• **OBJECTIVE**:
Take each line containing the word "meinem" and copy it.

SUPPLIED ENTRIES start

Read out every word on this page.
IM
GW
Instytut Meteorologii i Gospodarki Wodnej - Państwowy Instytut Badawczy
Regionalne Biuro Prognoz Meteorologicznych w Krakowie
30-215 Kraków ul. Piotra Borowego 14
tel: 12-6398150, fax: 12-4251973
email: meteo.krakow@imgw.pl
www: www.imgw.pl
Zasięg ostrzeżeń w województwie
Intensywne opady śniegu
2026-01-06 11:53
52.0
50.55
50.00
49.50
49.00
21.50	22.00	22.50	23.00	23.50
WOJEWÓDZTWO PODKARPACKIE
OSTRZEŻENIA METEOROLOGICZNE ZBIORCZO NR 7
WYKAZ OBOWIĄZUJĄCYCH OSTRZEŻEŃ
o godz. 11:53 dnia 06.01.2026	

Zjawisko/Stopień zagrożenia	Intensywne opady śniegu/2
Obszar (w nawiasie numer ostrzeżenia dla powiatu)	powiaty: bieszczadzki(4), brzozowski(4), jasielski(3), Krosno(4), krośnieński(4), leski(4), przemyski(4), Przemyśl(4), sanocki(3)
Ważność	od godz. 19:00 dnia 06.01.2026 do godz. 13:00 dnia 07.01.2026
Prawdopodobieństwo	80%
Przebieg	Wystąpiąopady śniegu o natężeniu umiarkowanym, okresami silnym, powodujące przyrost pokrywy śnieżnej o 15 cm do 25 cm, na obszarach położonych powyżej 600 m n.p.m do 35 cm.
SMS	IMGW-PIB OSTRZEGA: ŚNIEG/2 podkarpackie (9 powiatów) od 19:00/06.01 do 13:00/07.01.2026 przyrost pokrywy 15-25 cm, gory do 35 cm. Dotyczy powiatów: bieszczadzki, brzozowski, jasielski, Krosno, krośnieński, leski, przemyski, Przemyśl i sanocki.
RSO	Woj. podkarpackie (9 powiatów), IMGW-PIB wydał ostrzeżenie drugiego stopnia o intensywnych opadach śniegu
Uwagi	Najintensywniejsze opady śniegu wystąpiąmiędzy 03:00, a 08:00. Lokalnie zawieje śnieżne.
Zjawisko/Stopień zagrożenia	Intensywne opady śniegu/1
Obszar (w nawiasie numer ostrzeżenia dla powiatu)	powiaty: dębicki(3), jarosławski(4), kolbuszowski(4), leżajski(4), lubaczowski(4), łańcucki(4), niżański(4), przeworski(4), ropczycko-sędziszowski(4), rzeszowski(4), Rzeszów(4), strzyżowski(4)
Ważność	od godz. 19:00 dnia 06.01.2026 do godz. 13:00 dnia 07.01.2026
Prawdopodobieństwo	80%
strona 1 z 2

SUPPLIED ENTRIES end
SUPPLIED ENTRIES start

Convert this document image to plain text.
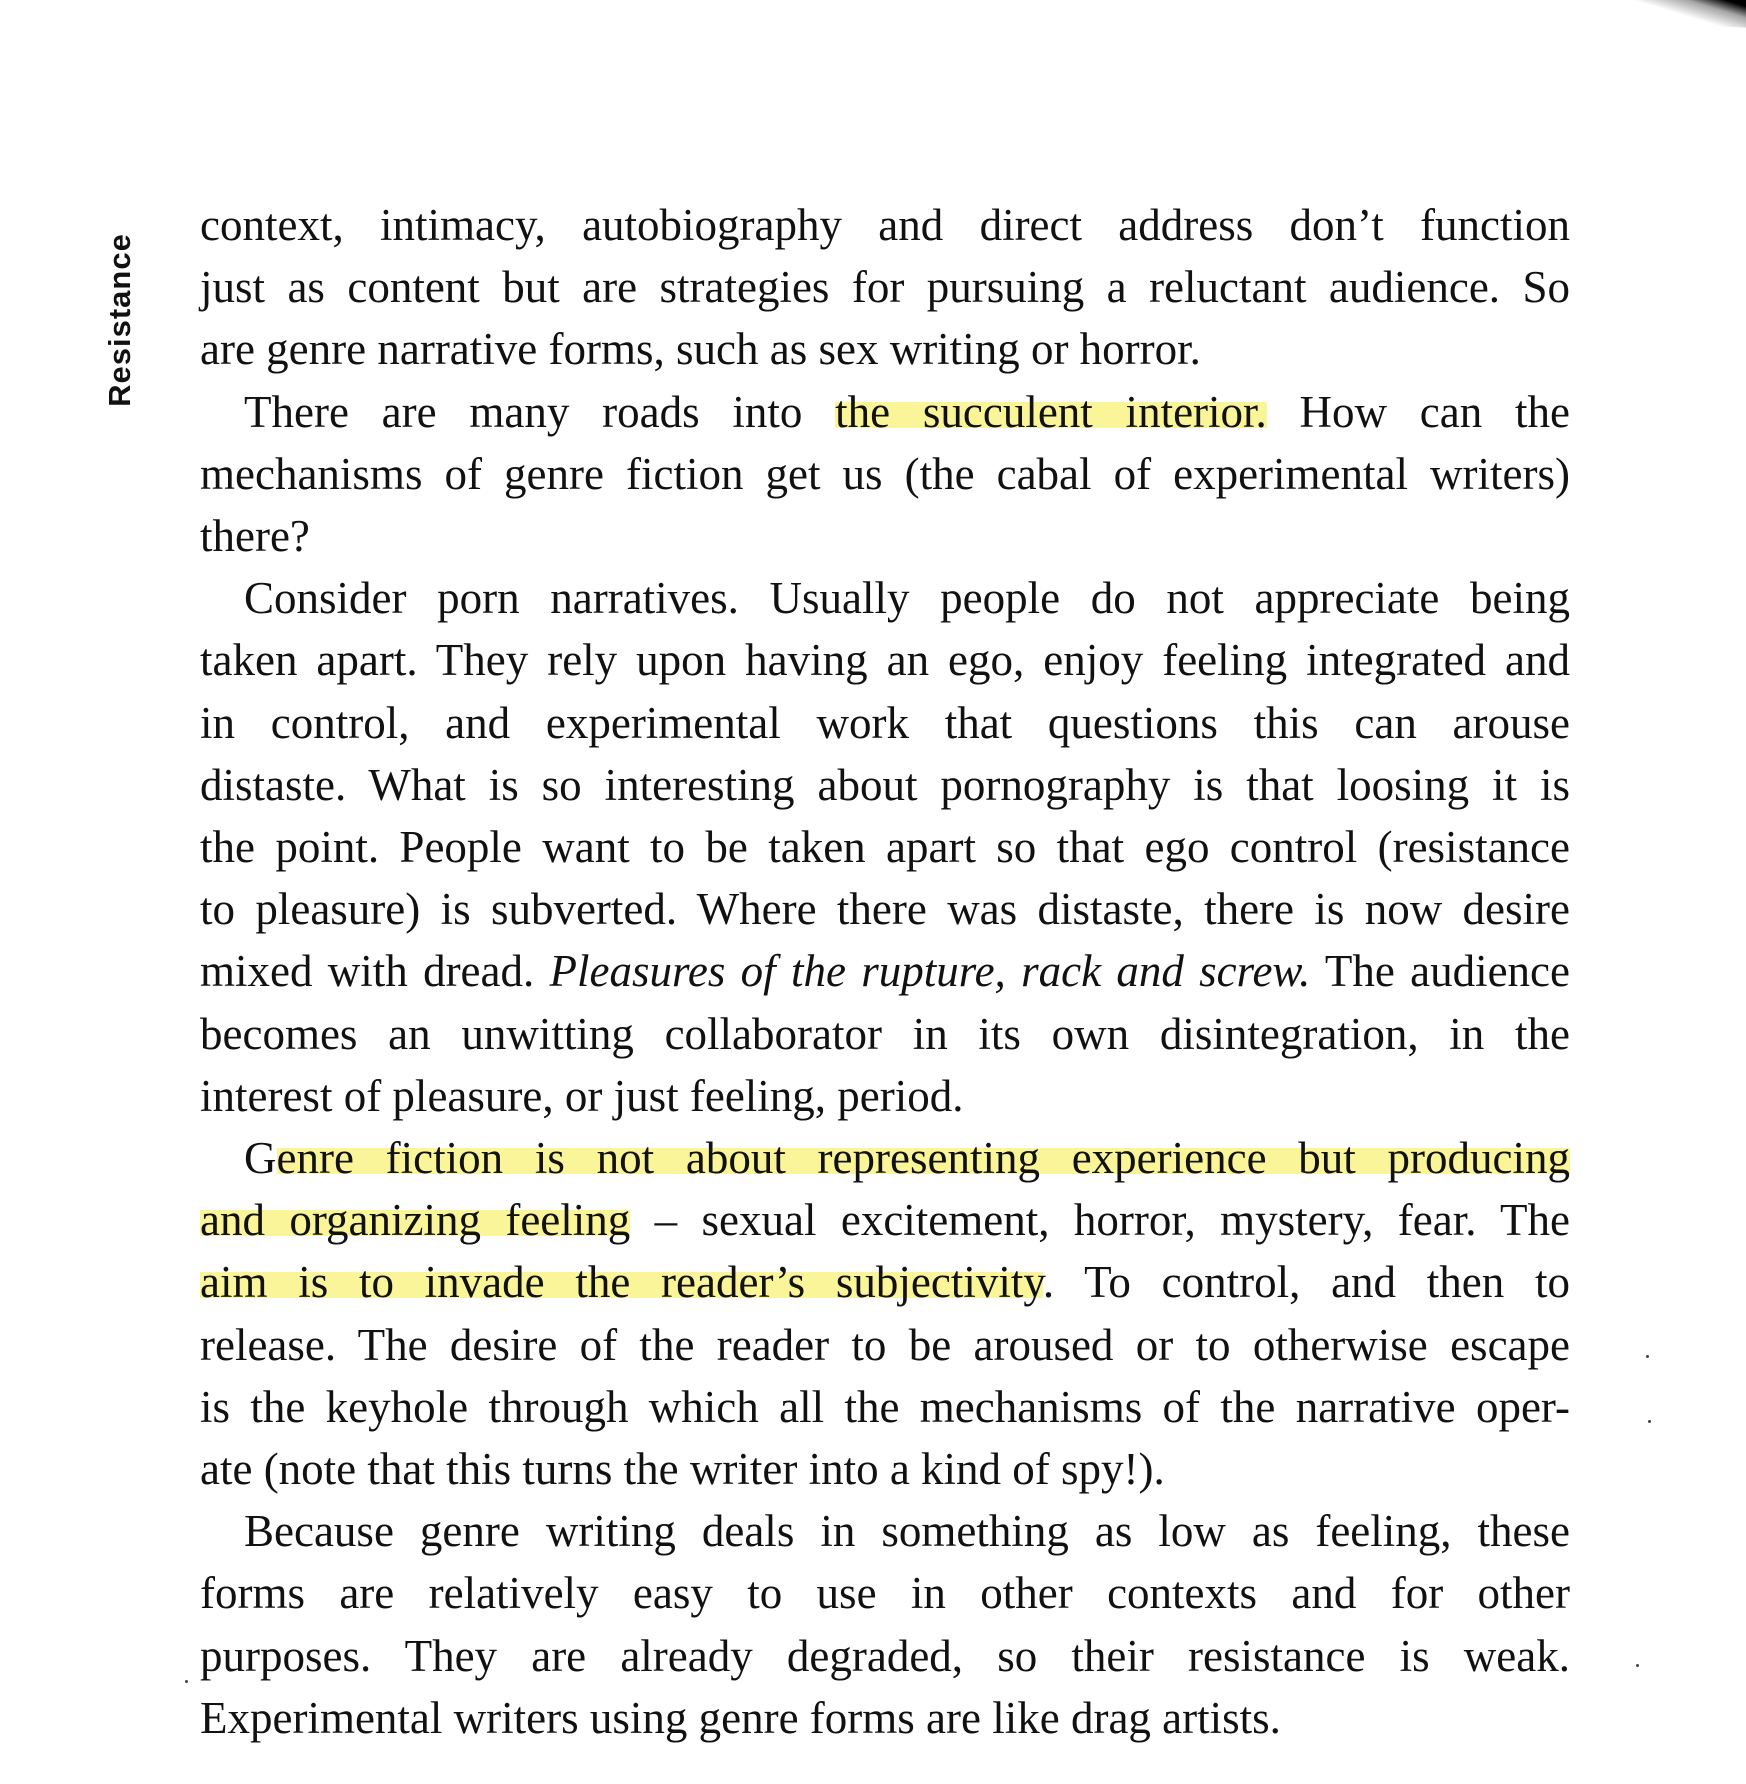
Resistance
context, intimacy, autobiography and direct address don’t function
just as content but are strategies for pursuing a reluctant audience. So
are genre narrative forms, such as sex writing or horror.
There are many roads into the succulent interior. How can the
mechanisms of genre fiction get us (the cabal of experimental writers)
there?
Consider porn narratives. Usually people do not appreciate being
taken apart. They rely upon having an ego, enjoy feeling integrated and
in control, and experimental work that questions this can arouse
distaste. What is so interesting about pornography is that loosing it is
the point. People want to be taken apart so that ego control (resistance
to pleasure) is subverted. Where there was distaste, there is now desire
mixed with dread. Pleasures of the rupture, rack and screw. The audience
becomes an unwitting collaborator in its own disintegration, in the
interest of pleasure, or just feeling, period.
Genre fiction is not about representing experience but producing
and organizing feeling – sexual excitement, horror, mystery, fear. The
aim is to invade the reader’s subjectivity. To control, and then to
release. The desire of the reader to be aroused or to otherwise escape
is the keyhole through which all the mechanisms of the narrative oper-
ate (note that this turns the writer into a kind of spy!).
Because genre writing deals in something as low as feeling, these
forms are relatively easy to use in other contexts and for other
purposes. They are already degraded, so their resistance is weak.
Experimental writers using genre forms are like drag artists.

SUPPLIED ENTRIES end
SUPPLIED ENTRIES start

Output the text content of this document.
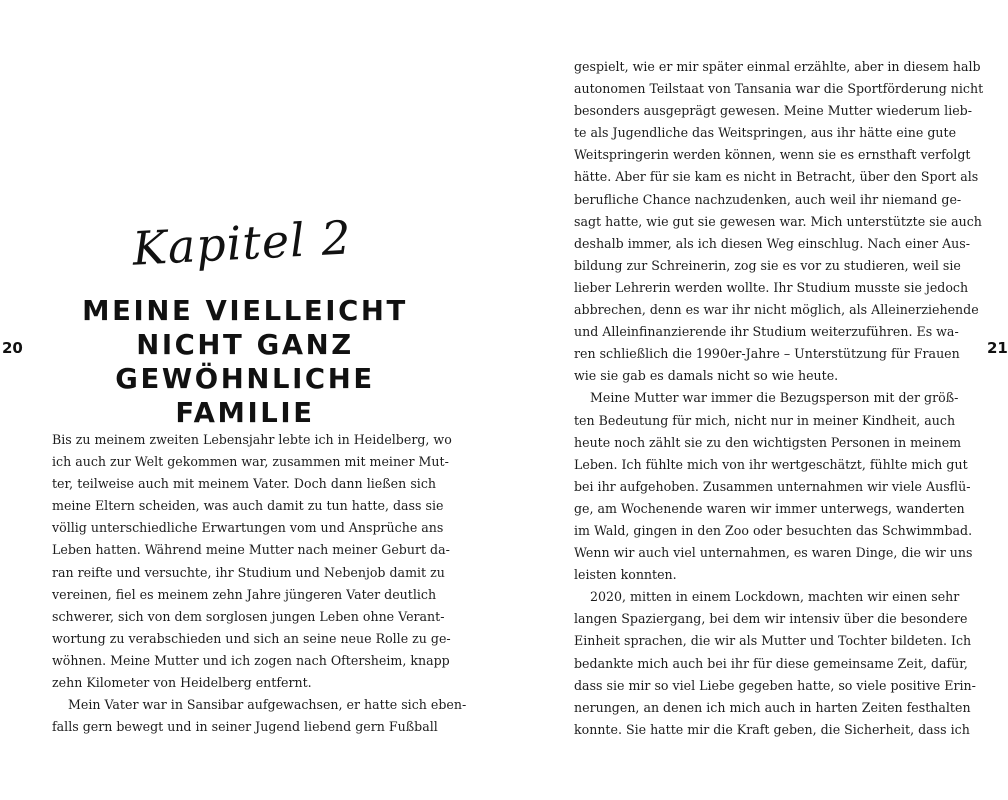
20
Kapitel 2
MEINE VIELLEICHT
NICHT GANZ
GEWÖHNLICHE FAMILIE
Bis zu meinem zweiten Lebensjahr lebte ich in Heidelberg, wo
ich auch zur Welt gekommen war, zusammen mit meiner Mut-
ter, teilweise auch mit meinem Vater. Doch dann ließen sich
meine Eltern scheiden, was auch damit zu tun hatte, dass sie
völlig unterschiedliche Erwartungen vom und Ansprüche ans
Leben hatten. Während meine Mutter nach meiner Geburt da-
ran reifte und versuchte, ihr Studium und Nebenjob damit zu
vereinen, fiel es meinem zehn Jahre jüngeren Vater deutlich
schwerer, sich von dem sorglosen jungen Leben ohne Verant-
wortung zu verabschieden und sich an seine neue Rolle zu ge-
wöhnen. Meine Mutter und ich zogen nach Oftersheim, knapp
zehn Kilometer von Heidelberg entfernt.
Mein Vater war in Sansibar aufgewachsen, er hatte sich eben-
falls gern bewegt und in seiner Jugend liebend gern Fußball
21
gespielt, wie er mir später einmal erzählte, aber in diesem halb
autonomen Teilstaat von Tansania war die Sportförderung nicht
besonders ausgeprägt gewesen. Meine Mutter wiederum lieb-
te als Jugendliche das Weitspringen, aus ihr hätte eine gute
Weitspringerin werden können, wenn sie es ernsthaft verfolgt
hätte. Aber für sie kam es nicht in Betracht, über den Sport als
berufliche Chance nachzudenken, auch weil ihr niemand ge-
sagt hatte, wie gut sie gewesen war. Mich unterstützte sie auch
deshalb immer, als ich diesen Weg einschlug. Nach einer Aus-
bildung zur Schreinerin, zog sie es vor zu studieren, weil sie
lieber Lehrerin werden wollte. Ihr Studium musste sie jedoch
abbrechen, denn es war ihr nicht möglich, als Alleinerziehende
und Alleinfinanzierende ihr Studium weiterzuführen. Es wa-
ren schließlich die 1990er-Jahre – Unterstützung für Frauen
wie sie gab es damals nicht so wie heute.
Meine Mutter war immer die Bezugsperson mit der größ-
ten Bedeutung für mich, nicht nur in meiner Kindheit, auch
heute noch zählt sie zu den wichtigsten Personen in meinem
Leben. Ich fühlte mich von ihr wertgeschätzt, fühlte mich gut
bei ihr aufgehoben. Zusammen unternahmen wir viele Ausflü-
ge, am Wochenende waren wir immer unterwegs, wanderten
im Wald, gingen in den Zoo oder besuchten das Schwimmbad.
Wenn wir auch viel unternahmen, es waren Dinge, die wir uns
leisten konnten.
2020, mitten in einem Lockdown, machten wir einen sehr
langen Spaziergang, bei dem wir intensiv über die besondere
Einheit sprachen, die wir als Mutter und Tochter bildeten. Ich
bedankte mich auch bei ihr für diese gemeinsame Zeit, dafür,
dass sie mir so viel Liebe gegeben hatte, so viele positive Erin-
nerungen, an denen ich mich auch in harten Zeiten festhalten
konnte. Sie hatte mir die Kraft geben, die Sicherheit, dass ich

SUPPLIED ENTRIES end

• **WORKED ANSWER**:
Bis zu meinem zweiten Lebensjahr lebte ich in Heidelberg, wo
ter, teilweise auch mit meinem Vater. Doch dann ließen sich
vereinen, fiel es meinem zehn Jahre jüngeren Vater deutlich
heute noch zählt sie zu den wichtigsten Personen in meinem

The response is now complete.